(Dataset records)
────────────────────

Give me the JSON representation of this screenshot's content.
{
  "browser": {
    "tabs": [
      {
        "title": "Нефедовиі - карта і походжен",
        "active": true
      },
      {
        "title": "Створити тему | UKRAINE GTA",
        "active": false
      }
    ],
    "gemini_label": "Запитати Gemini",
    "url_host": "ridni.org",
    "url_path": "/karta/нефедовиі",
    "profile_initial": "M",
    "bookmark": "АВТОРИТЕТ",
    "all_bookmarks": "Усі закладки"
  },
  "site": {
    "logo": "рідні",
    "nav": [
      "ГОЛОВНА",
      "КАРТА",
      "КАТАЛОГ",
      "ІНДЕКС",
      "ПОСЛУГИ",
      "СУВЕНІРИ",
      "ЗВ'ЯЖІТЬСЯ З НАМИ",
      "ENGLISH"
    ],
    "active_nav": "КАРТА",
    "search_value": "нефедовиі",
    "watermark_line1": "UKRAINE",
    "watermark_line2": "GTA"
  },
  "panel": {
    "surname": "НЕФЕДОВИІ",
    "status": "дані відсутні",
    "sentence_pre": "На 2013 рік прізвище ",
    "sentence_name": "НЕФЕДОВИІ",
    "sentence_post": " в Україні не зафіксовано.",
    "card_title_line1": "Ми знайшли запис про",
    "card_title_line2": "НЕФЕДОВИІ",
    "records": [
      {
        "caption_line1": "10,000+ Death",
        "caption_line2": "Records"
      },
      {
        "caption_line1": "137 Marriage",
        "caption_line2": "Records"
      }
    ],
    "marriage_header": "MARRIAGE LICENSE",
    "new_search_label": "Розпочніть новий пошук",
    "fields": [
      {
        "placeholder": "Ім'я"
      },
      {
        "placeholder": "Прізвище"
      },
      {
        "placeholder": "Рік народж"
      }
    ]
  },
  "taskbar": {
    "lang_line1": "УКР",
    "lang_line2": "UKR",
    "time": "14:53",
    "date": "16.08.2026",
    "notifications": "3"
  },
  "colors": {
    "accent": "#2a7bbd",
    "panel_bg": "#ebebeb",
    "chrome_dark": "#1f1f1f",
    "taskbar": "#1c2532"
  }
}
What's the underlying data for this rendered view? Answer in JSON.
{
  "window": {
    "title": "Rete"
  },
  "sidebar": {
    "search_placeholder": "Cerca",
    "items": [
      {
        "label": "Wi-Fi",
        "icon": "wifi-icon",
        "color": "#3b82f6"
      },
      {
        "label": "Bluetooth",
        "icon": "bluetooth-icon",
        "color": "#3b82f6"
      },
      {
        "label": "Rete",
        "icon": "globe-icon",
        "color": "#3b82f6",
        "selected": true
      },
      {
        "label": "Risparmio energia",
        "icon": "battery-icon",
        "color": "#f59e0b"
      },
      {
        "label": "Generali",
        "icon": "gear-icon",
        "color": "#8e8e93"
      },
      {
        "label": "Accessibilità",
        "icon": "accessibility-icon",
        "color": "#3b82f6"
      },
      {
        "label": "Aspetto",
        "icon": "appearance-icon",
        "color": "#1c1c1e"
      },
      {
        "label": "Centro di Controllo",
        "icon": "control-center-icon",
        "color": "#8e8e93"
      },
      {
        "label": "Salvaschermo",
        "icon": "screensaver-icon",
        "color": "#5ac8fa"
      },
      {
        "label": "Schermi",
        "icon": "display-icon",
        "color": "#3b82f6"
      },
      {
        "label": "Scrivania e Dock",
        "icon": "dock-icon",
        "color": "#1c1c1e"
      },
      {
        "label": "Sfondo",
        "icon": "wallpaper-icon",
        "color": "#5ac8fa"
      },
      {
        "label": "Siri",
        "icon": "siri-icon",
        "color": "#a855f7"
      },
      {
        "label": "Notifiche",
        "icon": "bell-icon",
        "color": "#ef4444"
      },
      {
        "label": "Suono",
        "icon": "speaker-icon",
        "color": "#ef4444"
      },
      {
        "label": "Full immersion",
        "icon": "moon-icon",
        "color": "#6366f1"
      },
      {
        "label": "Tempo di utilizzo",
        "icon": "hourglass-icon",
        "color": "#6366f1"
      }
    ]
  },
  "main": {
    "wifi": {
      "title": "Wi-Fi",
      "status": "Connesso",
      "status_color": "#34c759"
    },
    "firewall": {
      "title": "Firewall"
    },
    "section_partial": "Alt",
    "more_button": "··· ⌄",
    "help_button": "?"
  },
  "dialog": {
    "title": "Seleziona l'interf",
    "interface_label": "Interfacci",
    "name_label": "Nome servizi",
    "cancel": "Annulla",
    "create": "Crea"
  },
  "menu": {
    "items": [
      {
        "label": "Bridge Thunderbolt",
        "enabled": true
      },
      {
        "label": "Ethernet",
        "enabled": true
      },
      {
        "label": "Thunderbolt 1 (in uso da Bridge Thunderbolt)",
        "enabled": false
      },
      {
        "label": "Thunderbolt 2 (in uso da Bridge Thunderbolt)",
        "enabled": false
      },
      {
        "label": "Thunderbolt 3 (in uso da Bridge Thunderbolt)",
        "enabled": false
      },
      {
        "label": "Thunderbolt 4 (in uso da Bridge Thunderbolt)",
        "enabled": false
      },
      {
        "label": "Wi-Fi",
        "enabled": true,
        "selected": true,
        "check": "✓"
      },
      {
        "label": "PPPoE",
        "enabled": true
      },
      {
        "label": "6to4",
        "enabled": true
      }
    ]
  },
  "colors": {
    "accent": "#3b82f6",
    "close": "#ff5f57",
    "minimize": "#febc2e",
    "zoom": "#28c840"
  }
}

────────────────────

* [WHAT IS NEEDED]: Print the material once more, exactly.

* [THE RESULT]:
Give me the JSON representation of this screenshot's content.
{
  "browser": {
    "tabs": [
      {
        "title": "Нефедовиі - карта і походжен",
        "active": true
      },
      {
        "title": "Створити тему | UKRAINE GTA",
        "active": false
      }
    ],
    "gemini_label": "Запитати Gemini",
    "url_host": "ridni.org",
    "url_path": "/karta/нефедовиі",
    "profile_initial": "M",
    "bookmark": "АВТОРИТЕТ",
    "all_bookmarks": "Усі закладки"
  },
  "site": {
    "logo": "рідні",
    "nav": [
      "ГОЛОВНА",
      "КАРТА",
      "КАТАЛОГ",
      "ІНДЕКС",
      "ПОСЛУГИ",
      "СУВЕНІРИ",
      "ЗВ'ЯЖІТЬСЯ З НАМИ",
      "ENGLISH"
    ],
    "active_nav": "КАРТА",
    "search_value": "нефедовиі",
    "watermark_line1": "UKRAINE",
    "watermark_line2": "GTA"
  },
  "panel": {
    "surname": "НЕФЕДОВИІ",
    "status": "дані відсутні",
    "sentence_pre": "На 2013 рік прізвище ",
    "sentence_name": "НЕФЕДОВИІ",
    "sentence_post": " в Україні не зафіксовано.",
    "card_title_line1": "Ми знайшли запис про",
    "card_title_line2": "НЕФЕДОВИІ",
    "records": [
      {
        "caption_line1": "10,000+ Death",
        "caption_line2": "Records"
      },
      {
        "caption_line1": "137 Marriage",
        "caption_line2": "Records"
      }
    ],
    "marriage_header": "MARRIAGE LICENSE",
    "new_search_label": "Розпочніть новий пошук",
    "fields": [
      {
        "placeholder": "Ім'я"
      },
      {
        "placeholder": "Прізвище"
      },
      {
        "placeholder": "Рік народж"
      }
    ]
  },
  "taskbar": {
    "lang_line1": "УКР",
    "lang_line2": "UKR",
    "time": "14:53",
    "date": "16.08.2026",
    "notifications": "3"
  },
  "colors": {
    "accent": "#2a7bbd",
    "panel_bg": "#ebebeb",
    "chrome_dark": "#1f1f1f",
    "taskbar": "#1c2532"
  }
}
What's the underlying data for this rendered view? Answer in JSON.
{
  "window": {
    "title": "Rete"
  },
  "sidebar": {
    "search_placeholder": "Cerca",
    "items": [
      {
        "label": "Wi-Fi",
        "icon": "wifi-icon",
        "color": "#3b82f6"
      },
      {
        "label": "Bluetooth",
        "icon": "bluetooth-icon",
        "color": "#3b82f6"
      },
      {
        "label": "Rete",
        "icon": "globe-icon",
        "color": "#3b82f6",
        "selected": true
      },
      {
        "label": "Risparmio energia",
        "icon": "battery-icon",
        "color": "#f59e0b"
      },
      {
        "label": "Generali",
        "icon": "gear-icon",
        "color": "#8e8e93"
      },
      {
        "label": "Accessibilità",
        "icon": "accessibility-icon",
        "color": "#3b82f6"
      },
      {
        "label": "Aspetto",
        "icon": "appearance-icon",
        "color": "#1c1c1e"
      },
      {
        "label": "Centro di Controllo",
        "icon": "control-center-icon",
        "color": "#8e8e93"
      },
      {
        "label": "Salvaschermo",
        "icon": "screensaver-icon",
        "color": "#5ac8fa"
      },
      {
        "label": "Schermi",
        "icon": "display-icon",
        "color": "#3b82f6"
      },
      {
        "label": "Scrivania e Dock",
        "icon": "dock-icon",
        "color": "#1c1c1e"
      },
      {
        "label": "Sfondo",
        "icon": "wallpaper-icon",
        "color": "#5ac8fa"
      },
      {
        "label": "Siri",
        "icon": "siri-icon",
        "color": "#a855f7"
      },
      {
        "label": "Notifiche",
        "icon": "bell-icon",
        "color": "#ef4444"
      },
      {
        "label": "Suono",
        "icon": "speaker-icon",
        "color": "#ef4444"
      },
      {
        "label": "Full immersion",
        "icon": "moon-icon",
        "color": "#6366f1"
      },
      {
        "label": "Tempo di utilizzo",
        "icon": "hourglass-icon",
        "color": "#6366f1"
      }
    ]
  },
  "main": {
    "wifi": {
      "title": "Wi-Fi",
      "status": "Connesso",
      "status_color": "#34c759"
    },
    "firewall": {
      "title": "Firewall"
    },
    "section_partial": "Alt",
    "more_button": "··· ⌄",
    "help_button": "?"
  },
  "dialog": {
    "title": "Seleziona l'interf",
    "interface_label": "Interfacci",
    "name_label": "Nome servizi",
    "cancel": "Annulla",
    "create": "Crea"
  },
  "menu": {
    "items": [
      {
        "label": "Bridge Thunderbolt",
        "enabled": true
      },
      {
        "label": "Ethernet",
        "enabled": true
      },
      {
        "label": "Thunderbolt 1 (in uso da Bridge Thunderbolt)",
        "enabled": false
      },
      {
        "label": "Thunderbolt 2 (in uso da Bridge Thunderbolt)",
        "enabled": false
      },
      {
        "label": "Thunderbolt 3 (in uso da Bridge Thunderbolt)",
        "enabled": false
      },
      {
        "label": "Thunderbolt 4 (in uso da Bridge Thunderbolt)",
        "enabled": false
      },
      {
        "label": "Wi-Fi",
        "enabled": true,
        "selected": true,
        "check": "✓"
      },
      {
        "label": "PPPoE",
        "enabled": true
      },
      {
        "label": "6to4",
        "enabled": true
      }
    ]
  },
  "colors": {
    "accent": "#3b82f6",
    "close": "#ff5f57",
    "minimize": "#febc2e",
    "zoom": "#28c840"
  }
}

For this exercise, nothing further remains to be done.